All records below must be retyped exactly.

Dataset listings of figures:
=== Begin Enclosure ===
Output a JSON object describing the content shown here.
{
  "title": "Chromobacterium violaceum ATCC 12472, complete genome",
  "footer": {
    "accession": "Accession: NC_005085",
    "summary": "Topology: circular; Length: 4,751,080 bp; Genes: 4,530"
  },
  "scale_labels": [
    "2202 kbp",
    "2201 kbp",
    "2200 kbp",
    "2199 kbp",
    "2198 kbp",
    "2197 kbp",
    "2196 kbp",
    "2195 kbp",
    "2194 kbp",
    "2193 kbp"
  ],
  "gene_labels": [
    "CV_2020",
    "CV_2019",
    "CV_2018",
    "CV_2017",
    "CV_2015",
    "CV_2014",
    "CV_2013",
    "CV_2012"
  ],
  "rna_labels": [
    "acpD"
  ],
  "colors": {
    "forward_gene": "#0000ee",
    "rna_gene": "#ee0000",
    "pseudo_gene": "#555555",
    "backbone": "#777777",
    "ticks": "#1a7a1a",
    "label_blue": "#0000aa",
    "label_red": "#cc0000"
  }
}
=== End Enclosure ===
**Task answer**
Output a JSON object describing the content shown here.
{
  "title": "Chromobacterium violaceum ATCC 12472, complete genome",
  "footer": {
    "accession": "Accession: NC_005085",
    "summary": "Topology: circular; Length: 4,751,080 bp; Genes: 4,530"
  },
  "scale_labels": [
    "2202 kbp",
    "2201 kbp",
    "2200 kbp",
    "2199 kbp",
    "2198 kbp",
    "2197 kbp",
    "2196 kbp",
    "2195 kbp",
    "2194 kbp",
    "2193 kbp"
  ],
  "gene_labels": [
    "CV_2020",
    "CV_2019",
    "CV_2018",
    "CV_2017",
    "CV_2015",
    "CV_2014",
    "CV_2013",
    "CV_2012"
  ],
  "rna_labels": [
    "acpD"
  ],
  "colors": {
    "forward_gene": "#0000ee",
    "rna_gene": "#ee0000",
    "pseudo_gene": "#555555",
    "backbone": "#777777",
    "ticks": "#1a7a1a",
    "label_blue": "#0000aa",
    "label_red": "#cc0000"
  }
}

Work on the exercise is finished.